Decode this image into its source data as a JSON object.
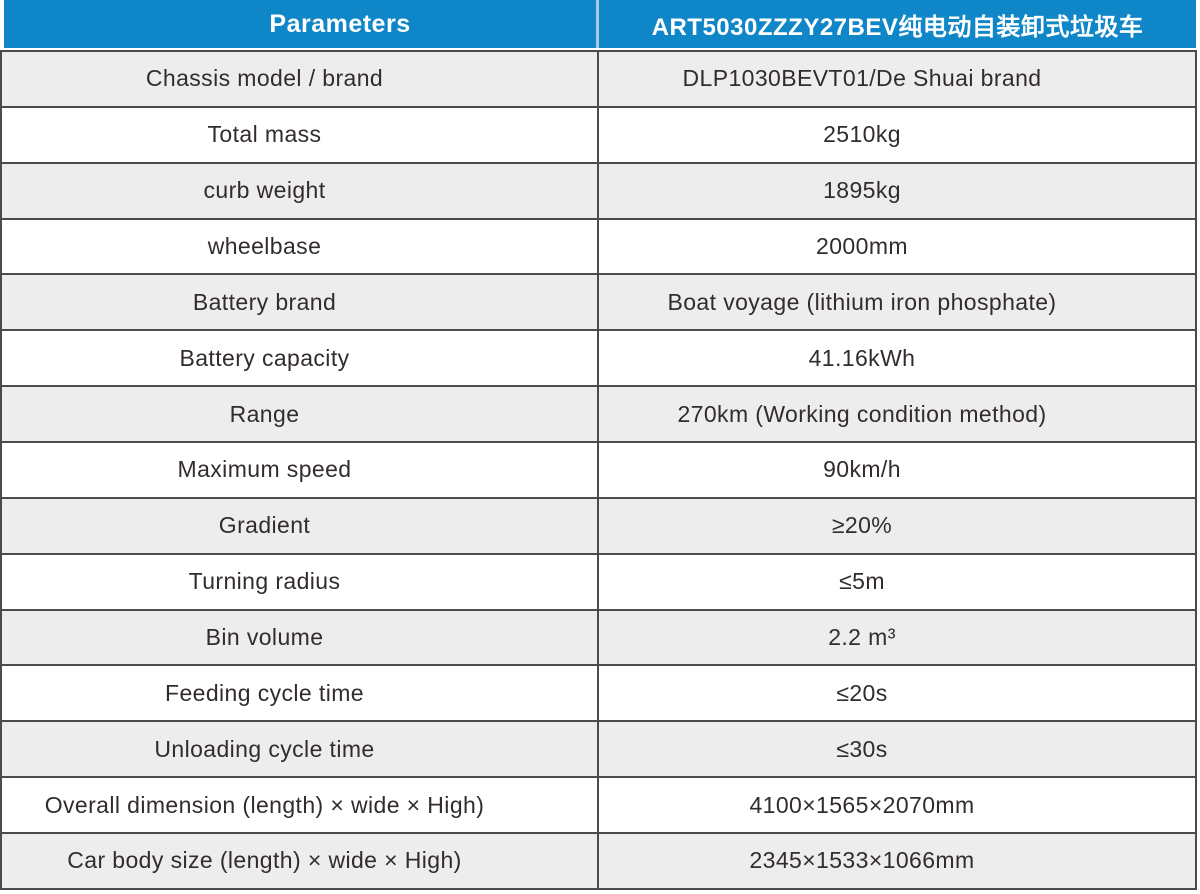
{
  "colors": {
    "header_bg": "#0E86C7",
    "header_text": "#FFFFFF",
    "header_divider": "#A9C9E2",
    "row_alt_bg": "#EDEDED",
    "row_bg": "#FFFFFF",
    "border": "#4D4A4A",
    "text": "#322C2B"
  },
  "chart_data": {
    "type": "table",
    "title": "ART5030ZZZY27BEV electric self-loading garbage truck specifications",
    "columns": [
      "Parameters",
      "ART5030ZZZY27BEV纯电动自装卸式垃圾车"
    ],
    "rows": [
      [
        "Chassis model / brand",
        "DLP1030BEVT01/De Shuai brand"
      ],
      [
        "Total mass",
        "2510kg"
      ],
      [
        "curb weight",
        "1895kg"
      ],
      [
        "wheelbase",
        "2000mm"
      ],
      [
        "Battery brand",
        "Boat voyage (lithium iron phosphate)"
      ],
      [
        "Battery capacity",
        "41.16kWh"
      ],
      [
        "Range",
        "270km (Working condition method)"
      ],
      [
        "Maximum speed",
        "90km/h"
      ],
      [
        "Gradient",
        "≥20%"
      ],
      [
        "Turning radius",
        "≤5m"
      ],
      [
        "Bin volume",
        "2.2 m³"
      ],
      [
        "Feeding cycle time",
        "≤20s"
      ],
      [
        "Unloading cycle time",
        "≤30s"
      ],
      [
        "Overall dimension (length) × wide × High)",
        "4100×1565×2070mm"
      ],
      [
        "Car body size (length) × wide × High)",
        "2345×1533×1066mm"
      ]
    ],
    "layout_hints": {
      "zebra_striping": "odd rows shaded",
      "header_style": "blue band, white bold text",
      "grid": "dark 2px horizontal and vertical rules"
    }
  }
}
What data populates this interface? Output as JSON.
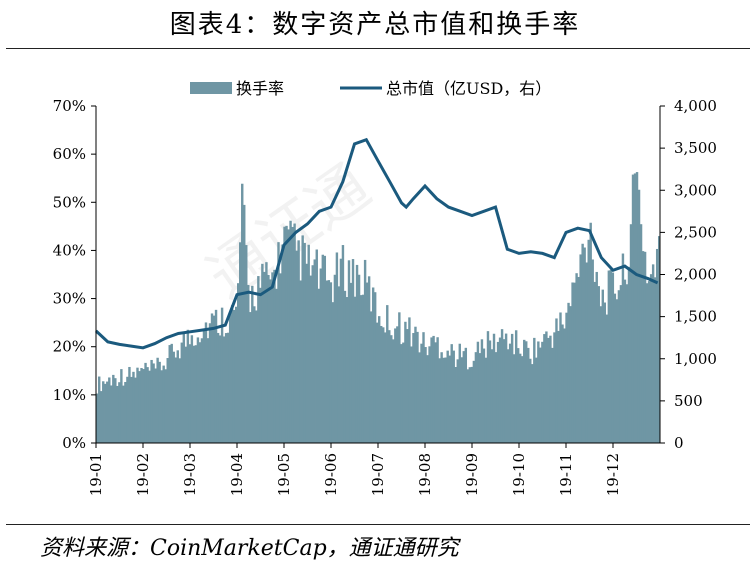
{
  "title": "图表4：数字资产总市值和换手率",
  "source": "资料来源：CoinMarketCap，通证通研究",
  "chart_data": {
    "type": "bar",
    "combo": "bar + line (dual axis)",
    "x_tick_labels": [
      "19-01",
      "19-02",
      "19-03",
      "19-04",
      "19-05",
      "19-06",
      "19-07",
      "19-08",
      "19-09",
      "19-10",
      "19-11",
      "19-12"
    ],
    "left_axis": {
      "ticks": [
        "0%",
        "10%",
        "20%",
        "30%",
        "40%",
        "50%",
        "60%",
        "70%"
      ],
      "ylim": [
        0,
        70
      ],
      "unit": "%"
    },
    "right_axis": {
      "ticks": [
        "0",
        "500",
        "1,000",
        "1,500",
        "2,000",
        "2,500",
        "3,000",
        "3,500",
        "4,000"
      ],
      "ylim": [
        0,
        4000
      ]
    },
    "legend_position": "top-center",
    "colors": {
      "bar": "#6f96a4",
      "line": "#1b5a7e"
    },
    "series": [
      {
        "name": "换手率",
        "type": "bar",
        "axis": "left",
        "x_month": [
          0,
          0.25,
          0.5,
          0.75,
          1,
          1.25,
          1.5,
          1.75,
          2,
          2.25,
          2.5,
          2.75,
          3,
          3.1,
          3.25,
          3.5,
          3.75,
          4,
          4.25,
          4.5,
          4.75,
          5,
          5.25,
          5.5,
          5.75,
          6,
          6.25,
          6.5,
          6.75,
          7,
          7.25,
          7.5,
          7.75,
          8,
          8.25,
          8.5,
          8.75,
          9,
          9.25,
          9.5,
          9.75,
          10,
          10.25,
          10.5,
          10.75,
          11,
          11.25,
          11.5,
          11.75,
          11.95
        ],
        "values": [
          12,
          13,
          14,
          14,
          15,
          15,
          17,
          20,
          22,
          24,
          25,
          26,
          27,
          50,
          30,
          33,
          34,
          42,
          40,
          37,
          35,
          33,
          36,
          35,
          33,
          27,
          25,
          24,
          23,
          20,
          21,
          19,
          18,
          18,
          20,
          21,
          22,
          20,
          19,
          21,
          23,
          26,
          35,
          45,
          30,
          32,
          35,
          55,
          33,
          40
        ]
      },
      {
        "name": "总市值（亿USD，右）",
        "type": "line",
        "axis": "right",
        "x_month": [
          0,
          0.25,
          0.5,
          0.75,
          1,
          1.25,
          1.5,
          1.75,
          2,
          2.25,
          2.5,
          2.75,
          3,
          3.25,
          3.5,
          3.75,
          4,
          4.25,
          4.5,
          4.75,
          5,
          5.25,
          5.5,
          5.75,
          6,
          6.25,
          6.5,
          6.6,
          6.75,
          7,
          7.25,
          7.5,
          7.75,
          8,
          8.25,
          8.5,
          8.75,
          9,
          9.25,
          9.5,
          9.75,
          10,
          10.25,
          10.5,
          10.75,
          11,
          11.25,
          11.5,
          11.75,
          11.95
        ],
        "values": [
          1330,
          1200,
          1170,
          1150,
          1130,
          1180,
          1250,
          1300,
          1320,
          1340,
          1360,
          1400,
          1760,
          1790,
          1760,
          1850,
          2350,
          2500,
          2600,
          2750,
          2800,
          3100,
          3550,
          3600,
          3350,
          3100,
          2850,
          2800,
          2900,
          3050,
          2900,
          2800,
          2750,
          2700,
          2750,
          2800,
          2300,
          2250,
          2270,
          2250,
          2200,
          2500,
          2550,
          2520,
          2200,
          2050,
          2100,
          2000,
          1950,
          1900
        ]
      }
    ]
  }
}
______________________________
SET TASK —
Output the records above exactly; leave out the pictures.

OUTPUT OF THE TASK —
Decode this image into its source data as a JSON object.
{
  "colors": {
    "header_bg": "#0E86C7",
    "header_text": "#FFFFFF",
    "header_divider": "#A9C9E2",
    "row_alt_bg": "#EDEDED",
    "row_bg": "#FFFFFF",
    "border": "#4D4A4A",
    "text": "#322C2B"
  },
  "chart_data": {
    "type": "table",
    "title": "ART5030ZZZY27BEV electric self-loading garbage truck specifications",
    "columns": [
      "Parameters",
      "ART5030ZZZY27BEV纯电动自装卸式垃圾车"
    ],
    "rows": [
      [
        "Chassis model / brand",
        "DLP1030BEVT01/De Shuai brand"
      ],
      [
        "Total mass",
        "2510kg"
      ],
      [
        "curb weight",
        "1895kg"
      ],
      [
        "wheelbase",
        "2000mm"
      ],
      [
        "Battery brand",
        "Boat voyage (lithium iron phosphate)"
      ],
      [
        "Battery capacity",
        "41.16kWh"
      ],
      [
        "Range",
        "270km (Working condition method)"
      ],
      [
        "Maximum speed",
        "90km/h"
      ],
      [
        "Gradient",
        "≥20%"
      ],
      [
        "Turning radius",
        "≤5m"
      ],
      [
        "Bin volume",
        "2.2 m³"
      ],
      [
        "Feeding cycle time",
        "≤20s"
      ],
      [
        "Unloading cycle time",
        "≤30s"
      ],
      [
        "Overall dimension (length) × wide × High)",
        "4100×1565×2070mm"
      ],
      [
        "Car body size (length) × wide × High)",
        "2345×1533×1066mm"
      ]
    ],
    "layout_hints": {
      "zebra_striping": "odd rows shaded",
      "header_style": "blue band, white bold text",
      "grid": "dark 2px horizontal and vertical rules"
    }
  }
}
What data populates this interface? Output as JSON.
{
  "title": "图表4：数字资产总市值和换手率",
  "source": "资料来源：CoinMarketCap，通证通研究",
  "chart_data": {
    "type": "bar",
    "combo": "bar + line (dual axis)",
    "x_tick_labels": [
      "19-01",
      "19-02",
      "19-03",
      "19-04",
      "19-05",
      "19-06",
      "19-07",
      "19-08",
      "19-09",
      "19-10",
      "19-11",
      "19-12"
    ],
    "left_axis": {
      "ticks": [
        "0%",
        "10%",
        "20%",
        "30%",
        "40%",
        "50%",
        "60%",
        "70%"
      ],
      "ylim": [
        0,
        70
      ],
      "unit": "%"
    },
    "right_axis": {
      "ticks": [
        "0",
        "500",
        "1,000",
        "1,500",
        "2,000",
        "2,500",
        "3,000",
        "3,500",
        "4,000"
      ],
      "ylim": [
        0,
        4000
      ]
    },
    "legend_position": "top-center",
    "colors": {
      "bar": "#6f96a4",
      "line": "#1b5a7e"
    },
    "series": [
      {
        "name": "换手率",
        "type": "bar",
        "axis": "left",
        "x_month": [
          0,
          0.25,
          0.5,
          0.75,
          1,
          1.25,
          1.5,
          1.75,
          2,
          2.25,
          2.5,
          2.75,
          3,
          3.1,
          3.25,
          3.5,
          3.75,
          4,
          4.25,
          4.5,
          4.75,
          5,
          5.25,
          5.5,
          5.75,
          6,
          6.25,
          6.5,
          6.75,
          7,
          7.25,
          7.5,
          7.75,
          8,
          8.25,
          8.5,
          8.75,
          9,
          9.25,
          9.5,
          9.75,
          10,
          10.25,
          10.5,
          10.75,
          11,
          11.25,
          11.5,
          11.75,
          11.95
        ],
        "values": [
          12,
          13,
          14,
          14,
          15,
          15,
          17,
          20,
          22,
          24,
          25,
          26,
          27,
          50,
          30,
          33,
          34,
          42,
          40,
          37,
          35,
          33,
          36,
          35,
          33,
          27,
          25,
          24,
          23,
          20,
          21,
          19,
          18,
          18,
          20,
          21,
          22,
          20,
          19,
          21,
          23,
          26,
          35,
          45,
          30,
          32,
          35,
          55,
          33,
          40
        ]
      },
      {
        "name": "总市值（亿USD，右）",
        "type": "line",
        "axis": "right",
        "x_month": [
          0,
          0.25,
          0.5,
          0.75,
          1,
          1.25,
          1.5,
          1.75,
          2,
          2.25,
          2.5,
          2.75,
          3,
          3.25,
          3.5,
          3.75,
          4,
          4.25,
          4.5,
          4.75,
          5,
          5.25,
          5.5,
          5.75,
          6,
          6.25,
          6.5,
          6.6,
          6.75,
          7,
          7.25,
          7.5,
          7.75,
          8,
          8.25,
          8.5,
          8.75,
          9,
          9.25,
          9.5,
          9.75,
          10,
          10.25,
          10.5,
          10.75,
          11,
          11.25,
          11.5,
          11.75,
          11.95
        ],
        "values": [
          1330,
          1200,
          1170,
          1150,
          1130,
          1180,
          1250,
          1300,
          1320,
          1340,
          1360,
          1400,
          1760,
          1790,
          1760,
          1850,
          2350,
          2500,
          2600,
          2750,
          2800,
          3100,
          3550,
          3600,
          3350,
          3100,
          2850,
          2800,
          2900,
          3050,
          2900,
          2800,
          2750,
          2700,
          2750,
          2800,
          2300,
          2250,
          2270,
          2250,
          2200,
          2500,
          2550,
          2520,
          2200,
          2050,
          2100,
          2000,
          1950,
          1900
        ]
      }
    ]
  }
}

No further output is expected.